Identify the legislation passed by the Radical Republicans in Congress in the 1860s that protected the rights of African Americans
The legislation passed by the Radical Republicans
Q8. Identify the legislation passed by the Radical Republicans in Congress in the 1860s that protected the rights of African Americans. Include in your analysis whether or not the legislation’s objectives were met?
Q9.Why were African Americans unable to secure equal rights during Reconstruction?
A. The Political Contest over Reconstruction
1. When Andrew Johnson assumed the presidency after Abraham Lincoln was assassinated, he maintained Lincoln’s lenient policies toward former Confederates. Radical Republicans were angered by the fact that Johnson quickly restored civil governments in Confederate states, granted amnesty to former Confederates, and displayed no concern for protecting the civil rights of freedpeople.
2. During the Civil War, Republicans led by Representative Thaddeus Stevens and Senator Charles Sumner had pressed for more aggressive military campaigns and a quicker end to slavery. These Republicans also introduced the Wade-Davis Bill, which was designed to reverse leniency toward Confederates.
3. In December 1865, Johnson announced that the Union was restored, and Radical Republicans were alarmed by the fact that representatives and senators from former Confederate states were slated to be reseated in Congress. Radical Republicans responded by forming a joint committee to examine issues of suffrage and representation for the former Confederate states.
4. A struggle ensued between the president and Congress over two bills passed in early 1866 despite Johnson’s veto: the reauthorization of the Freedmen’s Bureau and the Civil Rights Act.
5. The Freedmen’s Bureau was established in March 1865 to help freedpeople in their social, economic, and political transition to freedom. However, to prevent freedpeople from becoming wards of the state and the bureau from becoming a permanent guardian, the bureau was kept a temporary agency that Congress had to renew annually. The 1866 extension of the Freedmen’s Bureau expanded Congress’s power by establishing military commissions to hear cases of civil rights abuses.
6. The Freedmen’s Bureau heard shocking reports of whites who beat blacks, cheated them out of their wages, shortchanged them on purchased goods, and stole their share of crops.
7. Johnson vetoed the reauthorization of the Freedmen’s Bureau, stating that military commissions were unconstitutional. Congress passed the bill over his veto.
8. Congress instituted other measures to further protect the civil rights of freedpeople. The Civil Rights Act of 1866 was also passed over Johnson’s veto. This act defined U.S. citizenship and clarified that all citizens would be equally protected under the law. While the law ensured that blacks could make contracts and initiate lawsuits, it did not protect their voting rights.

• [Dataset extract]:
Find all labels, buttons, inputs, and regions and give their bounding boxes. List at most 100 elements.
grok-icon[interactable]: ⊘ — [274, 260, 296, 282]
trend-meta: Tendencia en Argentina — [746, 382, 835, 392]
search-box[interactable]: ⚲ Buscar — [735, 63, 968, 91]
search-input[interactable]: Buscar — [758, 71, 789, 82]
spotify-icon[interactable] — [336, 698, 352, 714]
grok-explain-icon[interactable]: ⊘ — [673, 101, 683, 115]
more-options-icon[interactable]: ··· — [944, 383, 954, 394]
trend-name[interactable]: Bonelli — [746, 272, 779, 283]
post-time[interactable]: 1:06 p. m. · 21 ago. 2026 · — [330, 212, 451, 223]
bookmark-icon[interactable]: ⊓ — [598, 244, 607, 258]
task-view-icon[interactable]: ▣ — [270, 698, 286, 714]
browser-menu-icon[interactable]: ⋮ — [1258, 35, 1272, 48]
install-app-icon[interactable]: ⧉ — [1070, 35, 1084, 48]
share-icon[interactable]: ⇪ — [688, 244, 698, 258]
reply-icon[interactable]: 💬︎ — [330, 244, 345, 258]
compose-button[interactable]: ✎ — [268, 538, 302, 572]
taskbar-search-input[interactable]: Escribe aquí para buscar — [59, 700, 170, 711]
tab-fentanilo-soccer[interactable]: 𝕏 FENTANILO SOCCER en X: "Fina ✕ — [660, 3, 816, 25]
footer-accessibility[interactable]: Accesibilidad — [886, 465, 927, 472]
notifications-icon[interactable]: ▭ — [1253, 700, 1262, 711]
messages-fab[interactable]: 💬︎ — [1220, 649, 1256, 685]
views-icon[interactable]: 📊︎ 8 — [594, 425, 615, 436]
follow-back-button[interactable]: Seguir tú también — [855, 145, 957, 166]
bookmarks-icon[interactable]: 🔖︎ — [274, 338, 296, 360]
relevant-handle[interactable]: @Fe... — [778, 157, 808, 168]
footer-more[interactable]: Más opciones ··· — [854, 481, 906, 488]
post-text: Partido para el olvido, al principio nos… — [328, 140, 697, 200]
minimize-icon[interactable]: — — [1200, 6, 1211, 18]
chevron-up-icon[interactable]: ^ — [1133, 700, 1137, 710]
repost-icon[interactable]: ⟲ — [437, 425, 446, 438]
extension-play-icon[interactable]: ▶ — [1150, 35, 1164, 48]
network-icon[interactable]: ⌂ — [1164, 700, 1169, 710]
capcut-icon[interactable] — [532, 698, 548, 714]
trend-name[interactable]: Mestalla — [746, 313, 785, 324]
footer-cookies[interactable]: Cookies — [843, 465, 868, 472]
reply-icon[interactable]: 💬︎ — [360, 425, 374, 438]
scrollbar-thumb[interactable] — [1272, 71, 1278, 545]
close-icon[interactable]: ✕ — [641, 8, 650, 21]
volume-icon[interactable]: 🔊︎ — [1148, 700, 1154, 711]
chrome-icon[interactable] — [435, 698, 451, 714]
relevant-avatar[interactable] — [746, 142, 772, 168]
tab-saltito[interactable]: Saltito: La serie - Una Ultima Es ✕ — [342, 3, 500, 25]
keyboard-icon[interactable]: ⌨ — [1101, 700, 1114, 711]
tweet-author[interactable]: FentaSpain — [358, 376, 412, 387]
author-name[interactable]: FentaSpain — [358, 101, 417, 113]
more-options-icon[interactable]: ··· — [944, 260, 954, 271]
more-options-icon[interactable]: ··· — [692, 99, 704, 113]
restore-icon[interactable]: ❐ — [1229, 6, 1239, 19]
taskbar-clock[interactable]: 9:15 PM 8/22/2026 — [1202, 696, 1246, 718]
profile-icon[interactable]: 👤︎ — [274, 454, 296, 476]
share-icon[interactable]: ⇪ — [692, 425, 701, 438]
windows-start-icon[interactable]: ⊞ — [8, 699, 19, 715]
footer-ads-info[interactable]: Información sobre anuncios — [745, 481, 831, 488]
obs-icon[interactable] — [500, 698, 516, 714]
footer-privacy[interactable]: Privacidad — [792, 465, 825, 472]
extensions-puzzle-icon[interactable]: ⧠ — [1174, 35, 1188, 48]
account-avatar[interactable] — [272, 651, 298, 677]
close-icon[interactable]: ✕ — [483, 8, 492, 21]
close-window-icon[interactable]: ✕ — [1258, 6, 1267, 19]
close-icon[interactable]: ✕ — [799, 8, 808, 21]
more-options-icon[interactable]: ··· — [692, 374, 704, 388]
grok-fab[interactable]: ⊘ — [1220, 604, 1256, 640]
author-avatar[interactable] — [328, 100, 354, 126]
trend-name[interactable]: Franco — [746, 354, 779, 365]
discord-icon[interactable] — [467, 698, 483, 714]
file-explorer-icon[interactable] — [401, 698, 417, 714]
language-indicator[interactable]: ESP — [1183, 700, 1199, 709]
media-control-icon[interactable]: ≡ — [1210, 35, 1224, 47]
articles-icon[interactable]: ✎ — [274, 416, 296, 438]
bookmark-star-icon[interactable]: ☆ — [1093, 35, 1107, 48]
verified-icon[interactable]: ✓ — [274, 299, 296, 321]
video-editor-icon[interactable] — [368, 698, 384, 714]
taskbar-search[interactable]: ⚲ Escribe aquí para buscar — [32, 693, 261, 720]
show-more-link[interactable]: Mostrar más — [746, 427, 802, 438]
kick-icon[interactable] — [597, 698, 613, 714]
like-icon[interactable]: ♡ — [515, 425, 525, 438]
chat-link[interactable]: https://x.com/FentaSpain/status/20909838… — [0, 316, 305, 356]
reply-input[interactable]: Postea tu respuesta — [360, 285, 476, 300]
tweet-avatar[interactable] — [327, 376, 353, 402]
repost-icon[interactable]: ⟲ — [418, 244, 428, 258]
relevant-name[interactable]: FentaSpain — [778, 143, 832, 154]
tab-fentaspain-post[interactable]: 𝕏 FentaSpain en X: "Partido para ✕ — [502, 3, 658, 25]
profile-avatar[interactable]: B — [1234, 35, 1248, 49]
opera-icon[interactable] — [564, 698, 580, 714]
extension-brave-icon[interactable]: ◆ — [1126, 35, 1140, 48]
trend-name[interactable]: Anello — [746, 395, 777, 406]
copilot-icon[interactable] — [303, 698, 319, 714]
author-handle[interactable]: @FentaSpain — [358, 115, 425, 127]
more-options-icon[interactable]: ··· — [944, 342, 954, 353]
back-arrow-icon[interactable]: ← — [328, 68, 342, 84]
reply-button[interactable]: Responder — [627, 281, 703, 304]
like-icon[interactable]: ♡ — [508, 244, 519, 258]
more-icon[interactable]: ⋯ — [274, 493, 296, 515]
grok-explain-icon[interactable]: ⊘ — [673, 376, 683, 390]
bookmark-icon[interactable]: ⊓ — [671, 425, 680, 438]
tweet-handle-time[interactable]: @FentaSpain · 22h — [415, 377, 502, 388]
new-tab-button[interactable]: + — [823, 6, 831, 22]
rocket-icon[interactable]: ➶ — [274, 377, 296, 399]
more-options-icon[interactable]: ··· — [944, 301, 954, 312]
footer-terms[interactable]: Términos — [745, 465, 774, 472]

• [Instructions]:
**a.** In the entries, from the first line through the line with "share-icon[interactable]: ⇪ — [688, 244, 698, 258]", can you swap "Buscar" for "Search" and give those lines back with everything else unchanged?
**b.** Can you continue the text on Reconstruction-era civil rights legislation from the point where it stops?

• [Answers for the tasks]:
**a.**
Find all labels, buttons, inputs, and regions and give their bounding boxes. List at most 100 elements.
grok-icon[interactable]: ⊘ — [274, 260, 296, 282]
trend-meta: Tendencia en Argentina — [746, 382, 835, 392]
search-box[interactable]: ⚲ Search — [735, 63, 968, 91]
search-input[interactable]: Search — [758, 71, 789, 82]
spotify-icon[interactable] — [336, 698, 352, 714]
grok-explain-icon[interactable]: ⊘ — [673, 101, 683, 115]
more-options-icon[interactable]: ··· — [944, 383, 954, 394]
trend-name[interactable]: Bonelli — [746, 272, 779, 283]
post-time[interactable]: 1:06 p. m. · 21 ago. 2026 · — [330, 212, 451, 223]
bookmark-icon[interactable]: ⊓ — [598, 244, 607, 258]
task-view-icon[interactable]: ▣ — [270, 698, 286, 714]
browser-menu-icon[interactable]: ⋮ — [1258, 35, 1272, 48]
install-app-icon[interactable]: ⧉ — [1070, 35, 1084, 48]
share-icon[interactable]: ⇪ — [688, 244, 698, 258]

**b.**
9. The Fourteenth Amendment proved to be an equally contentious measure for Congress and the president to negotiate. The amendment asserted that all citizens were guaranteed equal protection under the law. It also prohibited states from violating American’s citizenship rights. This law would have a great impact on the black freedom struggle; however, states found ways to implement racially discriminatory laws in areas where states were sovereign, such as public education.
10. Johnson attempted to undermine the Radical Republicans’ agenda by embarking on a presidential speaking tour. However, in the midterm elections of 1866, Radical Republicans captured two-thirds of both houses of Congress. They moved quickly to pass the Reconstruction Act of 1867, which dissolved state governments in the former Confederacy (excluding Tennessee) and divided the old Confederacy into five military districts subject to martial law, each with a military governor. The act mandated that, to reenter the Union, each former rebel state had to call a constitutional convention, which would be elected by universal male suffrage (including black male suffrage), and was required to write a new state constitution that guaranteed black suffrage as well as to ratify the Fourteenth Amendment.
11. Congress also passed the Tenure of Office Act (over Johnson’s veto again), which prohibited the president from removing any cabinet member from office without the Senate’s approval.
12. Secretary of War Edwin M. Stanton, a Radical Republican, was openly critical of Johnson’s presidency, so when Johnson dismissed Stanton in February 1868, the House of Representatives impeached Johnson for this violation and other charges.
B. Black Reconstruction
1. The military Reconstruction of the South was already under way. Many former Confederates were ineligible to vote in elections for delegates to state constitutional conventions, and up to 30 percent of whites refused to participate in elections in which black men could vote. Thus, in some states, black voters were in the majority. In South Carolina and Louisiana, blacks were the majority of delegates. Black delegates represented the interests of freedpeople specifically, and of Americans more broadly; they took a strong stand against disproportionate power derived from money and property.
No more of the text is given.